-- PROBLEM DETAILS --
Report the count of lines below that include "body", without any other text.

-- EXERCISE MATERIALS --
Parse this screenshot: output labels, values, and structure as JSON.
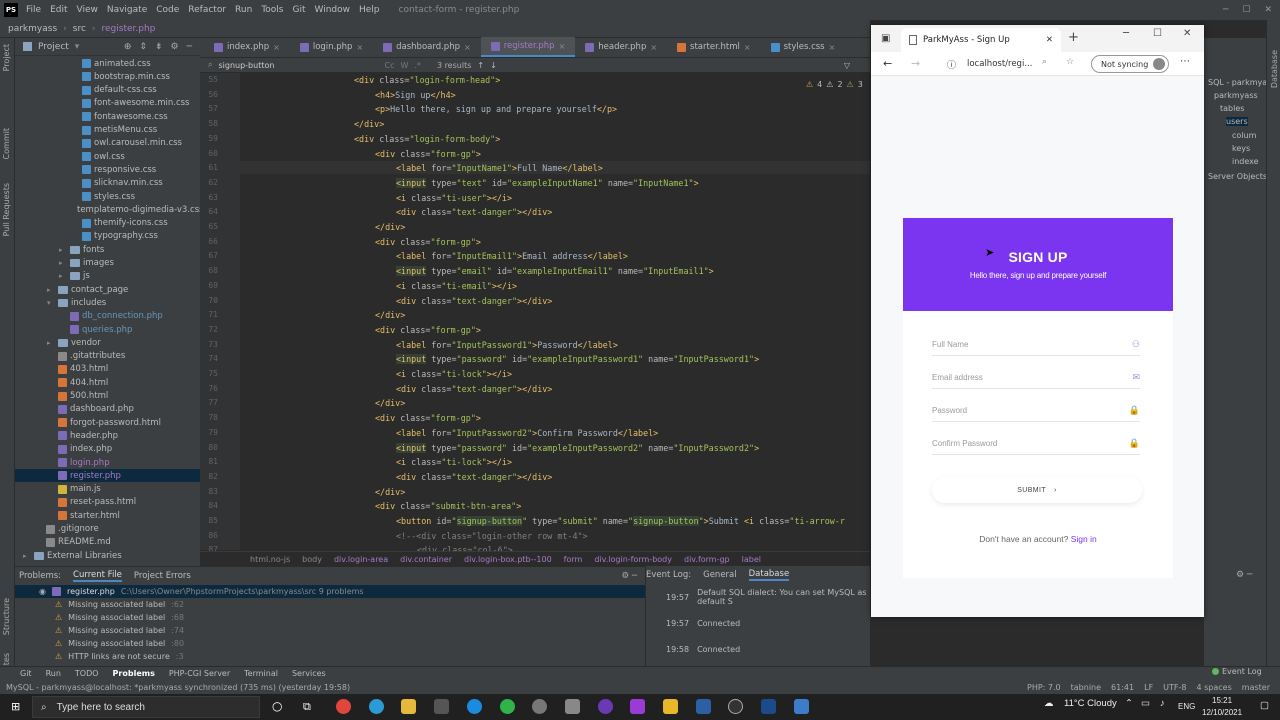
{
  "ide": {
    "title": "contact-form - register.php",
    "menu": [
      "File",
      "Edit",
      "View",
      "Navigate",
      "Code",
      "Refactor",
      "Run",
      "Tools",
      "Git",
      "Window",
      "Help"
    ],
    "breadcrumb": {
      "project": "parkmyass",
      "folder": "src",
      "file": "register.php"
    },
    "project_label": "Project",
    "tabs": [
      "index.php",
      "login.php",
      "dashboard.php",
      "register.php",
      "header.php",
      "starter.html",
      "styles.css"
    ],
    "active_tab": "register.php",
    "find": {
      "query": "signup-button",
      "results": "3 results"
    },
    "inspections": {
      "warnings": "4",
      "weak": "2",
      "typos": "3"
    },
    "tree": [
      {
        "name": "animated.css",
        "type": "css",
        "depth": 3
      },
      {
        "name": "bootstrap.min.css",
        "type": "css",
        "depth": 3
      },
      {
        "name": "default-css.css",
        "type": "css",
        "depth": 3
      },
      {
        "name": "font-awesome.min.css",
        "type": "css",
        "depth": 3
      },
      {
        "name": "fontawesome.css",
        "type": "css",
        "depth": 3
      },
      {
        "name": "metisMenu.css",
        "type": "css",
        "depth": 3
      },
      {
        "name": "owl.carousel.min.css",
        "type": "css",
        "depth": 3
      },
      {
        "name": "owl.css",
        "type": "css",
        "depth": 3
      },
      {
        "name": "responsive.css",
        "type": "css",
        "depth": 3
      },
      {
        "name": "slicknav.min.css",
        "type": "css",
        "depth": 3
      },
      {
        "name": "styles.css",
        "type": "css",
        "depth": 3
      },
      {
        "name": "templatemo-digimedia-v3.css",
        "type": "css",
        "depth": 3
      },
      {
        "name": "themify-icons.css",
        "type": "css",
        "depth": 3
      },
      {
        "name": "typography.css",
        "type": "css",
        "depth": 3
      },
      {
        "name": "fonts",
        "type": "dir",
        "depth": 2,
        "arrow": "▸"
      },
      {
        "name": "images",
        "type": "dir",
        "depth": 2,
        "arrow": "▸"
      },
      {
        "name": "js",
        "type": "dir",
        "depth": 2,
        "arrow": "▸"
      },
      {
        "name": "contact_page",
        "type": "dir",
        "depth": 1,
        "arrow": "▸"
      },
      {
        "name": "includes",
        "type": "dir",
        "depth": 1,
        "arrow": "▾"
      },
      {
        "name": "db_connection.php",
        "type": "php",
        "depth": 2,
        "blue": true
      },
      {
        "name": "queries.php",
        "type": "php",
        "depth": 2,
        "blue": true
      },
      {
        "name": "vendor",
        "type": "dir",
        "depth": 1,
        "arrow": "▸"
      },
      {
        "name": ".gitattributes",
        "type": "txt",
        "depth": 1
      },
      {
        "name": "403.html",
        "type": "html",
        "depth": 1
      },
      {
        "name": "404.html",
        "type": "html",
        "depth": 1
      },
      {
        "name": "500.html",
        "type": "html",
        "depth": 1
      },
      {
        "name": "dashboard.php",
        "type": "php",
        "depth": 1
      },
      {
        "name": "forgot-password.html",
        "type": "html",
        "depth": 1
      },
      {
        "name": "header.php",
        "type": "php",
        "depth": 1
      },
      {
        "name": "index.php",
        "type": "php",
        "depth": 1
      },
      {
        "name": "login.php",
        "type": "php",
        "depth": 1,
        "purple": true
      },
      {
        "name": "register.php",
        "type": "php",
        "depth": 1,
        "purple": true,
        "selected": true
      },
      {
        "name": "main.js",
        "type": "js",
        "depth": 1
      },
      {
        "name": "reset-pass.html",
        "type": "html",
        "depth": 1
      },
      {
        "name": "starter.html",
        "type": "html",
        "depth": 1
      },
      {
        "name": ".gitignore",
        "type": "txt",
        "depth": 0
      },
      {
        "name": "README.md",
        "type": "txt",
        "depth": 0
      },
      {
        "name": "External Libraries",
        "type": "dir",
        "depth": -1,
        "arrow": "▸"
      }
    ],
    "code_lines": [
      {
        "n": "55",
        "indent": 0,
        "html": "<span class=\"t\">&lt;div </span><span class=\"a\">class=</span><span class=\"v\">\"login-form-head\"</span><span class=\"t\">&gt;</span>"
      },
      {
        "n": "56",
        "indent": 1,
        "html": "<span class=\"t\">&lt;h4&gt;</span><span class=\"x\">Sign up</span><span class=\"t\">&lt;/h4&gt;</span>"
      },
      {
        "n": "57",
        "indent": 1,
        "html": "<span class=\"t\">&lt;p&gt;</span><span class=\"x\">Hello there, sign up and prepare yourself</span><span class=\"t\">&lt;/p&gt;</span>"
      },
      {
        "n": "58",
        "indent": 0,
        "html": "<span class=\"t\">&lt;/div&gt;</span>"
      },
      {
        "n": "59",
        "indent": 0,
        "html": "<span class=\"t\">&lt;div </span><span class=\"a\">class=</span><span class=\"v\">\"login-form-body\"</span><span class=\"t\">&gt;</span>"
      },
      {
        "n": "60",
        "indent": 1,
        "html": "<span class=\"t\">&lt;div </span><span class=\"a\">class=</span><span class=\"v\">\"form-gp\"</span><span class=\"t\">&gt;</span>"
      },
      {
        "n": "61",
        "indent": 2,
        "html": "<span class=\"t\">&lt;label </span><span class=\"a\">for=</span><span class=\"v\">\"InputName1\"</span><span class=\"t\">&gt;</span><span class=\"x\">Full Name</span><span class=\"t\">&lt;/label&gt;</span>"
      },
      {
        "n": "62",
        "indent": 2,
        "html": "<span class=\"t hl\">&lt;input</span><span class=\"a\"> type=</span><span class=\"v\">\"text\"</span><span class=\"a\"> id=</span><span class=\"v\">\"exampleInputName1\"</span><span class=\"a\"> name=</span><span class=\"v\">\"InputName1\"</span><span class=\"t\">&gt;</span>"
      },
      {
        "n": "63",
        "indent": 2,
        "html": "<span class=\"t\">&lt;i </span><span class=\"a\">class=</span><span class=\"v\">\"ti-user\"</span><span class=\"t\">&gt;&lt;/i&gt;</span>"
      },
      {
        "n": "64",
        "indent": 2,
        "html": "<span class=\"t\">&lt;div </span><span class=\"a\">class=</span><span class=\"v\">\"text-danger\"</span><span class=\"t\">&gt;&lt;/div&gt;</span>"
      },
      {
        "n": "65",
        "indent": 1,
        "html": "<span class=\"t\">&lt;/div&gt;</span>"
      },
      {
        "n": "66",
        "indent": 1,
        "html": "<span class=\"t\">&lt;div </span><span class=\"a\">class=</span><span class=\"v\">\"form-gp\"</span><span class=\"t\">&gt;</span>"
      },
      {
        "n": "67",
        "indent": 2,
        "html": "<span class=\"t\">&lt;label </span><span class=\"a\">for=</span><span class=\"v\">\"InputEmail1\"</span><span class=\"t\">&gt;</span><span class=\"x\">Email address</span><span class=\"t\">&lt;/label&gt;</span>"
      },
      {
        "n": "68",
        "indent": 2,
        "html": "<span class=\"t hl\">&lt;input</span><span class=\"a\"> type=</span><span class=\"v\">\"email\"</span><span class=\"a\"> id=</span><span class=\"v\">\"exampleInputEmail1\"</span><span class=\"a\"> name=</span><span class=\"v\">\"InputEmail1\"</span><span class=\"t\">&gt;</span>"
      },
      {
        "n": "69",
        "indent": 2,
        "html": "<span class=\"t\">&lt;i </span><span class=\"a\">class=</span><span class=\"v\">\"ti-email\"</span><span class=\"t\">&gt;&lt;/i&gt;</span>"
      },
      {
        "n": "70",
        "indent": 2,
        "html": "<span class=\"t\">&lt;div </span><span class=\"a\">class=</span><span class=\"v\">\"text-danger\"</span><span class=\"t\">&gt;&lt;/div&gt;</span>"
      },
      {
        "n": "71",
        "indent": 1,
        "html": "<span class=\"t\">&lt;/div&gt;</span>"
      },
      {
        "n": "72",
        "indent": 1,
        "html": "<span class=\"t\">&lt;div </span><span class=\"a\">class=</span><span class=\"v\">\"form-gp\"</span><span class=\"t\">&gt;</span>"
      },
      {
        "n": "73",
        "indent": 2,
        "html": "<span class=\"t\">&lt;label </span><span class=\"a\">for=</span><span class=\"v\">\"InputPassword1\"</span><span class=\"t\">&gt;</span><span class=\"x\">Password</span><span class=\"t\">&lt;/label&gt;</span>"
      },
      {
        "n": "74",
        "indent": 2,
        "html": "<span class=\"t hl\">&lt;input</span><span class=\"a\"> type=</span><span class=\"v\">\"password\"</span><span class=\"a\"> id=</span><span class=\"v\">\"exampleInputPassword1\"</span><span class=\"a\"> name=</span><span class=\"v\">\"InputPassword1\"</span><span class=\"t\">&gt;</span>"
      },
      {
        "n": "75",
        "indent": 2,
        "html": "<span class=\"t\">&lt;i </span><span class=\"a\">class=</span><span class=\"v\">\"ti-lock\"</span><span class=\"t\">&gt;&lt;/i&gt;</span>"
      },
      {
        "n": "76",
        "indent": 2,
        "html": "<span class=\"t\">&lt;div </span><span class=\"a\">class=</span><span class=\"v\">\"text-danger\"</span><span class=\"t\">&gt;&lt;/div&gt;</span>"
      },
      {
        "n": "77",
        "indent": 1,
        "html": "<span class=\"t\">&lt;/div&gt;</span>"
      },
      {
        "n": "78",
        "indent": 1,
        "html": "<span class=\"t\">&lt;div </span><span class=\"a\">class=</span><span class=\"v\">\"form-gp\"</span><span class=\"t\">&gt;</span>"
      },
      {
        "n": "79",
        "indent": 2,
        "html": "<span class=\"t\">&lt;label </span><span class=\"a\">for=</span><span class=\"v\">\"InputPassword2\"</span><span class=\"t\">&gt;</span><span class=\"x\">Confirm Password</span><span class=\"t\">&lt;/label&gt;</span>"
      },
      {
        "n": "80",
        "indent": 2,
        "html": "<span class=\"t hl\">&lt;input</span><span class=\"a\"> type=</span><span class=\"v\">\"password\"</span><span class=\"a\"> id=</span><span class=\"v\">\"exampleInputPassword2\"</span><span class=\"a\"> name=</span><span class=\"v\">\"InputPassword2\"</span><span class=\"t\">&gt;</span>"
      },
      {
        "n": "81",
        "indent": 2,
        "html": "<span class=\"t\">&lt;i </span><span class=\"a\">class=</span><span class=\"v\">\"ti-lock\"</span><span class=\"t\">&gt;&lt;/i&gt;</span>"
      },
      {
        "n": "82",
        "indent": 2,
        "html": "<span class=\"t\">&lt;div </span><span class=\"a\">class=</span><span class=\"v\">\"text-danger\"</span><span class=\"t\">&gt;&lt;/div&gt;</span>"
      },
      {
        "n": "83",
        "indent": 1,
        "html": "<span class=\"t\">&lt;/div&gt;</span>"
      },
      {
        "n": "84",
        "indent": 1,
        "html": "<span class=\"t\">&lt;div </span><span class=\"a\">class=</span><span class=\"v\">\"submit-btn-area\"</span><span class=\"t\">&gt;</span>"
      },
      {
        "n": "85",
        "indent": 2,
        "html": "<span class=\"t\">&lt;button </span><span class=\"a\">id=</span><span class=\"v\">\"<span class=\"hl\">signup-button</span>\"</span><span class=\"a\"> type=</span><span class=\"v\">\"submit\"</span><span class=\"a\"> name=</span><span class=\"v\">\"<span class=\"hl\">signup-button</span>\"</span><span class=\"t\">&gt;</span><span class=\"x\">Submit </span><span class=\"t\">&lt;i </span><span class=\"a\">class=</span><span class=\"v\">\"ti-arrow-r</span>"
      },
      {
        "n": "86",
        "indent": 2,
        "html": "<span class=\"cm\">&lt;!--&lt;div class=\"login-other row mt-4\"&gt;</span>"
      },
      {
        "n": "87",
        "indent": 3,
        "html": "<span class=\"cm\">&lt;div class=\"col-6\"&gt;</span>"
      }
    ],
    "path_crumbs": [
      "html.no-js",
      "body",
      "div.login-area",
      "div.container",
      "div.login-box.ptb--100",
      "form",
      "div.login-form-body",
      "div.form-gp",
      "label"
    ],
    "problems": {
      "tabs": [
        "Problems:",
        "Current File",
        "Project Errors"
      ],
      "file": "register.php",
      "path": "C:\\Users\\Owner\\PhpstormProjects\\parkmyass\\src  9 problems",
      "rows": [
        {
          "text": "Missing associated label",
          "line": ":62"
        },
        {
          "text": "Missing associated label",
          "line": ":68"
        },
        {
          "text": "Missing associated label",
          "line": ":74"
        },
        {
          "text": "Missing associated label",
          "line": ":80"
        },
        {
          "text": "HTTP links are not secure",
          "line": ":3"
        }
      ]
    },
    "event_log": {
      "tabs": [
        "Event Log:",
        "General",
        "Database"
      ],
      "rows": [
        {
          "time": "19:57",
          "text": "Default SQL dialect: You can set MySQL as default S"
        },
        {
          "time": "19:57",
          "text": "Connected"
        },
        {
          "time": "19:58",
          "text": "Connected"
        }
      ]
    },
    "tool_tabs": [
      "Git",
      "Run",
      "TODO",
      "Problems",
      "PHP-CGI Server",
      "Terminal",
      "Services"
    ],
    "event_log_label": "Event Log",
    "status": "MySQL - parkmyass@localhost: *parkmyass synchronized (735 ms) (yesterday 19:58)",
    "status_right": [
      "PHP: 7.0",
      "tabnine",
      "61:41",
      "LF",
      "UTF-8",
      "4 spaces",
      "master"
    ],
    "db_tree": [
      "SQL - parkmyass",
      "parkmyass",
      "tables",
      "users",
      "colum",
      "keys",
      "indexe",
      "Server Objects"
    ],
    "side_labels": {
      "left": [
        "Project",
        "Commit",
        "Pull Requests",
        "Structure",
        "Favorites"
      ],
      "right": [
        "Database"
      ]
    }
  },
  "browser": {
    "tab_title": "ParkMyAss - Sign Up",
    "url": "localhost/regi...",
    "sync_label": "Not syncing",
    "page": {
      "heading": "SIGN UP",
      "subheading": "Hello there, sign up and prepare yourself",
      "fields": [
        {
          "label": "Full Name",
          "icon": "user-icon",
          "glyph": "⚇"
        },
        {
          "label": "Email address",
          "icon": "email-icon",
          "glyph": "✉"
        },
        {
          "label": "Password",
          "icon": "lock-icon",
          "glyph": "🔒"
        },
        {
          "label": "Confirm Password",
          "icon": "lock-icon",
          "glyph": "🔒"
        }
      ],
      "submit": "SUBMIT",
      "signin_prompt": "Don't have an account?",
      "signin_link": "Sign in"
    },
    "accent": "#7b35f0"
  },
  "taskbar": {
    "search_placeholder": "Type here to search",
    "weather": "11°C  Cloudy",
    "lang": "ENG",
    "time": "15:21",
    "date": "12/10/2021"
  }
}
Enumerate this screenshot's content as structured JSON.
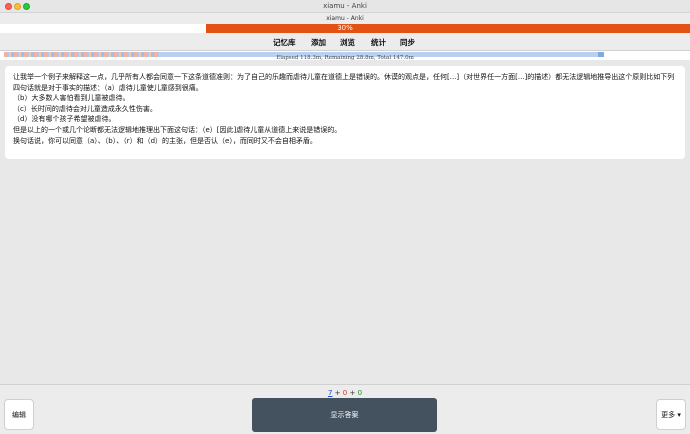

-- RESPONSE --
3